** START Supplied records **
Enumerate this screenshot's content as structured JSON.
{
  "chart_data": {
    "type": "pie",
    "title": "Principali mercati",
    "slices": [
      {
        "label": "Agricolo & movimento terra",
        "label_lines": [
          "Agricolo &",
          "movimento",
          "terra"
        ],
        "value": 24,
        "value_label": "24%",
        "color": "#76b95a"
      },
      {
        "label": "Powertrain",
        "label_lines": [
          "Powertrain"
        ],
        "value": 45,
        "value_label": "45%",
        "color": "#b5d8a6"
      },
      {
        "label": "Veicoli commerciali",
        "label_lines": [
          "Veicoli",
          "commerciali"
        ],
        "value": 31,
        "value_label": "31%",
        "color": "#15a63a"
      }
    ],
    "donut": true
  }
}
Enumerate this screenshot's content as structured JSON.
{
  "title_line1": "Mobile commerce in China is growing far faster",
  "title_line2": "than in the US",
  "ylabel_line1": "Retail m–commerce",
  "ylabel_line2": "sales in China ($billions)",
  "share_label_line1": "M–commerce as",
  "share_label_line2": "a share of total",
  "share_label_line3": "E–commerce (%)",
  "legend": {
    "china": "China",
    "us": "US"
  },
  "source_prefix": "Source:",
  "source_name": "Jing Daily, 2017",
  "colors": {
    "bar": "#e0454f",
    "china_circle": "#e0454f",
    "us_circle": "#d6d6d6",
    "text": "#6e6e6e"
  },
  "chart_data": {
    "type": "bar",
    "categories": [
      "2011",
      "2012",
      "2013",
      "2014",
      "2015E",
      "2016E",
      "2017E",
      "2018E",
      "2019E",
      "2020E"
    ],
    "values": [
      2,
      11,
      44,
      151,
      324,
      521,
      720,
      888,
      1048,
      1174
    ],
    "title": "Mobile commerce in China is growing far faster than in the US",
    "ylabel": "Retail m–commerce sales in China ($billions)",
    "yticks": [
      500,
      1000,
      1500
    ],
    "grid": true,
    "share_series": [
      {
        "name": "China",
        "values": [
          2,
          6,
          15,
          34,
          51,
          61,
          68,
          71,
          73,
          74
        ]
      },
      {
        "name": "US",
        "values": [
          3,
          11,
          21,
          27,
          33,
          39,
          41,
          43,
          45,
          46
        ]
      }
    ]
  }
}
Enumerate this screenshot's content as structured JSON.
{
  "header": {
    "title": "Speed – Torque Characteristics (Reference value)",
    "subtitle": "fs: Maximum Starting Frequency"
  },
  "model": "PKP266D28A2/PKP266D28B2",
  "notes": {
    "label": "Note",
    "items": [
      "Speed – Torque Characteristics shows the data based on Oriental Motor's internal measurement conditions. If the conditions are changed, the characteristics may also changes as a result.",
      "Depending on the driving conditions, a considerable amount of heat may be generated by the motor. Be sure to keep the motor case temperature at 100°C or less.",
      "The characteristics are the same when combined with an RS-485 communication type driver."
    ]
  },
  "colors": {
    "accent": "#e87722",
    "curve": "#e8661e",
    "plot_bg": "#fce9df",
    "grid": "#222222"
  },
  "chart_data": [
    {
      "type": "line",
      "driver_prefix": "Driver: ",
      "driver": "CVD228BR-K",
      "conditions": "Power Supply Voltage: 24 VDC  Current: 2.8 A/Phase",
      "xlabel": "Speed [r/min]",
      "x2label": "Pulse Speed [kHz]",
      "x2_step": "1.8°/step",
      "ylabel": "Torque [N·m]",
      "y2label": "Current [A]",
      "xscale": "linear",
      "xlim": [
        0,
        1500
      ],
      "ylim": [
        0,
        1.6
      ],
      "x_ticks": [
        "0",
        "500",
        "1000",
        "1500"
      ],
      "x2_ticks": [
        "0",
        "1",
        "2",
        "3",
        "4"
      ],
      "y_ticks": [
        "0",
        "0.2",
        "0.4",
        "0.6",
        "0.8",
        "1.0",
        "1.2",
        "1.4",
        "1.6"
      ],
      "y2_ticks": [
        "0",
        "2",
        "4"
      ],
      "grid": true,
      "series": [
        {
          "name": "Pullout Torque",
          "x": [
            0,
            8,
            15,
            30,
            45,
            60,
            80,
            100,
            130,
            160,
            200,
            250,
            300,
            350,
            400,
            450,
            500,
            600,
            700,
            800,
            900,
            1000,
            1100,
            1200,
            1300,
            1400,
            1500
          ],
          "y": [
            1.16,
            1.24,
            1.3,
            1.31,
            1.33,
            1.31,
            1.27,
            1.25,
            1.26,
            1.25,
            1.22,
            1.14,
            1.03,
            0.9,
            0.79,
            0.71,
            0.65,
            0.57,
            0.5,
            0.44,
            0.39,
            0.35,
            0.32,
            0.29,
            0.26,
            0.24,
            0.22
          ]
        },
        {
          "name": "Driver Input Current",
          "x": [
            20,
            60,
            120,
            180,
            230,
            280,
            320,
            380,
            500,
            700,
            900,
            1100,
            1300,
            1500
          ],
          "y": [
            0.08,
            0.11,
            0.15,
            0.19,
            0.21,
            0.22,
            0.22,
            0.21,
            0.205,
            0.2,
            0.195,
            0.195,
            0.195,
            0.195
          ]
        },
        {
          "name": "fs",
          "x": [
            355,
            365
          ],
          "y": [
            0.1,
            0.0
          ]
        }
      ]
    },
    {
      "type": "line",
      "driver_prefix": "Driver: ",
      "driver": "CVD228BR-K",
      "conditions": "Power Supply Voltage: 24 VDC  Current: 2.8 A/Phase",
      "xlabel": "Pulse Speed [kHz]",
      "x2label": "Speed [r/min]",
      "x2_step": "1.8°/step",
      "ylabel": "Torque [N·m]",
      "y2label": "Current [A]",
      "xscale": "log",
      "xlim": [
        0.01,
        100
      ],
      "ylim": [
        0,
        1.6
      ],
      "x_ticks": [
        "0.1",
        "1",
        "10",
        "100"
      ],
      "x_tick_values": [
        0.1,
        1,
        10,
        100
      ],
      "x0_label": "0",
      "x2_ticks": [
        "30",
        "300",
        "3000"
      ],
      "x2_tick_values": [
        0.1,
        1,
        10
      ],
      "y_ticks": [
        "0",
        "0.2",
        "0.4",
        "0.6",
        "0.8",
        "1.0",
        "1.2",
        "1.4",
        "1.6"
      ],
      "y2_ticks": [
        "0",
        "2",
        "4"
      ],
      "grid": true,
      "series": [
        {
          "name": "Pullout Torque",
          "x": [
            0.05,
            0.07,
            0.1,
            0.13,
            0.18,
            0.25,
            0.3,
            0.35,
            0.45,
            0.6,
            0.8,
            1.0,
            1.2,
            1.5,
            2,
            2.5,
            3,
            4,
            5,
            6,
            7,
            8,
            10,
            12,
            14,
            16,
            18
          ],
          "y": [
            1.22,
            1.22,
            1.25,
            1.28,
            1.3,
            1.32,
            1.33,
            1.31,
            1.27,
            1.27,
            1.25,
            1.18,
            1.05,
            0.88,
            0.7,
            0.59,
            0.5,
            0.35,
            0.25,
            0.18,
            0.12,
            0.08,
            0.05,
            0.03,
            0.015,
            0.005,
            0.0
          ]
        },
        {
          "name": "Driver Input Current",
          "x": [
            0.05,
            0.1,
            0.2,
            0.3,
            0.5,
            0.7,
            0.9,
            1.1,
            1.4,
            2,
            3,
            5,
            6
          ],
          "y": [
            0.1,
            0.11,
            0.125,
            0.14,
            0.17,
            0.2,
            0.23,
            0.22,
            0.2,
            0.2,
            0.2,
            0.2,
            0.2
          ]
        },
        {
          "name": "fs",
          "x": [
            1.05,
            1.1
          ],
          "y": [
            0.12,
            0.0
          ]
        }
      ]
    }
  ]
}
** END Supplied records **
▶ _What is asked_
All lines above containing the string "commerciali" are to be collected.

▶ _Worked answer_
        "label": "Veicoli commerciali",
          "commerciali"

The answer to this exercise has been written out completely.